> Selected text
☆ ☆ ☆

Topological Information Data Analysis.

This paper presents methods that quantify the structure of statistical interactions within a given data set, and was first used in \cite{Tapia2018}. It establishes new results on the k-multivariate mutual-informations (I_k) inspired by the topological formulation of Information introduced in. In particular we show that the vanishing of all I_k for 2\leq k \leq n of n random variables is equivalent to their statistical independence. Pursuing the work of Hu Kuo Ting and Te Sun Han, we show that information functions provide co-ordinates for binary variables, and that they are analytically independent on the probability simplex for any set of finite variables. The maximal positive I_k identifies the variables that co-vary the most in the population, whereas the minimal negative I_k identifies synergistic clusters and the variables that differentiate-segregate the most the population. Finite data size effects and estimation biases severely constrain the effective computation of the information topology on data, and we provide simple statistical tests for the undersampling bias and the k-dependences following. We give an example of application of these methods to genetic expression and unsupervised cell-type classification. The methods unravel biologically relevant subtypes, with a sample size of 41 genes and with few errors. It establishes generic basic methods to quantify the epigenetic information storage and a unified epigenetic unsupervised learning formalism. We propose that higher-order statistical interactions and non identically distributed variables are constitutive characteristics of biological systems that should be estimated in order to unravel their significant statistical structure and diversity. The topological information data analysis presented here allows to precisely estimate this higher-order structure characteristic of biological systems.

☆ ☆ ☆

> Material supplied
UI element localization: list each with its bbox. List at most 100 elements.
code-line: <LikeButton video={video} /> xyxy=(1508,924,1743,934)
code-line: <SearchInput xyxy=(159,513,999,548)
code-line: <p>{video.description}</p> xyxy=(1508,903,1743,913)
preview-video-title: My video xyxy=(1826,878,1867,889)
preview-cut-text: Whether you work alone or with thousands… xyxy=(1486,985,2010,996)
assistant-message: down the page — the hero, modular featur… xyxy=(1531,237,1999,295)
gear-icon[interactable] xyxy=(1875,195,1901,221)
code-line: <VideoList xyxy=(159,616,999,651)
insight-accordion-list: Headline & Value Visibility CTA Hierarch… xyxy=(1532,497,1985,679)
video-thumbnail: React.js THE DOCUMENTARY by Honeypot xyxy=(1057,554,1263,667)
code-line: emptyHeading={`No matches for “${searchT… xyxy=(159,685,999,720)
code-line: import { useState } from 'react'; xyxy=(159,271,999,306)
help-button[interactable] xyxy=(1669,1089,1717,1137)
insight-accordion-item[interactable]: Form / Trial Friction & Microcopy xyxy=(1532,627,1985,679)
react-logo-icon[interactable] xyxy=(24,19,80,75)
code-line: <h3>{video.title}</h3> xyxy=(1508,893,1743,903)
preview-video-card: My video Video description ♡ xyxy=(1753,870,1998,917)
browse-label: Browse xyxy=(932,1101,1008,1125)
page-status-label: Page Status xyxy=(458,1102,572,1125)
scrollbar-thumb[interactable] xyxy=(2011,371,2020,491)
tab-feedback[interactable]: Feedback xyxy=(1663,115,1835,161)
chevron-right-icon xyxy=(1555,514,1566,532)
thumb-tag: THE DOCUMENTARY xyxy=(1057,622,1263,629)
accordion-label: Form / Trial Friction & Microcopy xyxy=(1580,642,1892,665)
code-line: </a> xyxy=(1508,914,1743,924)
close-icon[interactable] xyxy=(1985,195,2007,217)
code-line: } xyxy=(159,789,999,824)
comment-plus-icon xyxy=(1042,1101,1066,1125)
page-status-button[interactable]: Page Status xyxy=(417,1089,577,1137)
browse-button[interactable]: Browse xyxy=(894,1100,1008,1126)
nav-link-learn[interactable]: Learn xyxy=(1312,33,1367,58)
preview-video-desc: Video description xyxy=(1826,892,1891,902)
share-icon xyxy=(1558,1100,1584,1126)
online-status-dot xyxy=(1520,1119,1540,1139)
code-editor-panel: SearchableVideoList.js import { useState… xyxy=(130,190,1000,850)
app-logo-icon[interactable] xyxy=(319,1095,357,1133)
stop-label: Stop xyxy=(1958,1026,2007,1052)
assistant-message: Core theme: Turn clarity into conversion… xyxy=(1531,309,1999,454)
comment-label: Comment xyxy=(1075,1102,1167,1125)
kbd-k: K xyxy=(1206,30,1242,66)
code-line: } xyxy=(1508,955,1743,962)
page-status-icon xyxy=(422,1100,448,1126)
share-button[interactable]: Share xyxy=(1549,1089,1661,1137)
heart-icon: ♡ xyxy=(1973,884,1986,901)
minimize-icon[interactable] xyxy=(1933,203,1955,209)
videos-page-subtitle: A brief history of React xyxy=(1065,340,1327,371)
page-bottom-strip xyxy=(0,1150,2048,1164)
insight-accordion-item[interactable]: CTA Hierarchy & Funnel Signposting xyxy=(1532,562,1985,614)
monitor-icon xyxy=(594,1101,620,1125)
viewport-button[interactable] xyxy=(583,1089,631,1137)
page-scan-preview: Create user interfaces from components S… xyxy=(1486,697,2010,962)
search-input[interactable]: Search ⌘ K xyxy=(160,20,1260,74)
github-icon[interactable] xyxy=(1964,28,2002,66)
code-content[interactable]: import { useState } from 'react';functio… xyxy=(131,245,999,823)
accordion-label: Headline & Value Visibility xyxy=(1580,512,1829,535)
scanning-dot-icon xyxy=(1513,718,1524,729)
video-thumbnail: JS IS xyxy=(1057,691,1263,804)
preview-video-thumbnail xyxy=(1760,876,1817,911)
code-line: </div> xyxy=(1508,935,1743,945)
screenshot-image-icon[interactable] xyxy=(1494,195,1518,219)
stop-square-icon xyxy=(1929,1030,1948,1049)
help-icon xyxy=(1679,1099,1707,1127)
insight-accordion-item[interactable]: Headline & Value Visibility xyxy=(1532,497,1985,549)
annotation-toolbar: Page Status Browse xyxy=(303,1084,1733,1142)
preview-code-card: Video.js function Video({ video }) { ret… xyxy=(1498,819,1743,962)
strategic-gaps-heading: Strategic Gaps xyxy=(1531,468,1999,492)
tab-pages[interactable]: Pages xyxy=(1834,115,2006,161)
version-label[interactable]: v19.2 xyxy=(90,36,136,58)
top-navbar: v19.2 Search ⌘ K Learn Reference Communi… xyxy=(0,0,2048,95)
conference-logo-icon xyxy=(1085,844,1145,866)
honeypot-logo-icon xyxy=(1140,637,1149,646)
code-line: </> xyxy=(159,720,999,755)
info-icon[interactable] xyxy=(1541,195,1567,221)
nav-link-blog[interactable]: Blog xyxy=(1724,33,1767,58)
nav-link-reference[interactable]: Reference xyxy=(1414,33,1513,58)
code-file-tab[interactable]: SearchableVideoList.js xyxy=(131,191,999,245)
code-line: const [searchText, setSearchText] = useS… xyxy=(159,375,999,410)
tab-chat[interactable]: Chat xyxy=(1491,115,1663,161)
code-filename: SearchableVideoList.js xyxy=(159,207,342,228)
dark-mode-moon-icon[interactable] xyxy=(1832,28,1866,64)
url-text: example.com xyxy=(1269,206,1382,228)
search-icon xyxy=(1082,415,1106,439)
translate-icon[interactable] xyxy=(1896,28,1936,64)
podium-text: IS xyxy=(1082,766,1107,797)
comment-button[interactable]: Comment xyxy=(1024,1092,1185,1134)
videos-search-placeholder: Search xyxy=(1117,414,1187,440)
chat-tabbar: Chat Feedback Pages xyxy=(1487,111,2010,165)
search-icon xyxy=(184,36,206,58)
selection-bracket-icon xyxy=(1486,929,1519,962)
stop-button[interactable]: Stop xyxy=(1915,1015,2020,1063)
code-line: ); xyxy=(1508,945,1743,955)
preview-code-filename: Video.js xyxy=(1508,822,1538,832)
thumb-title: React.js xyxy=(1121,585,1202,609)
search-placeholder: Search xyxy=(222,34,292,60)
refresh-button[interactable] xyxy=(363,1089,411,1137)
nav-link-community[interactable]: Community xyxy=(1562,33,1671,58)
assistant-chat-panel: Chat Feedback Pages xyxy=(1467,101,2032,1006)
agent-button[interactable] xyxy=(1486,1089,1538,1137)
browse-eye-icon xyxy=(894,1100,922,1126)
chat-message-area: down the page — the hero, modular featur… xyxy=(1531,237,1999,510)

☆ ☆ ☆

> Your tasks
• A. According to the abstract, what is equivalent to the statistical independence of n random variables?
• B. Render this sentence from the abstract in Spanish: "We give an example of application of these methods to genetic expression and unsupervised cell-type classification."
Rely on the abstract alone; the records play no part here.

> Solutions to the exercise
• A. The vanishing of all I_k for 2 ≤ k ≤ n.

• B. Damos un ejemplo de aplicación de estos métodos a la expresión genética y a la clasificación no supervisada de tipos celulares.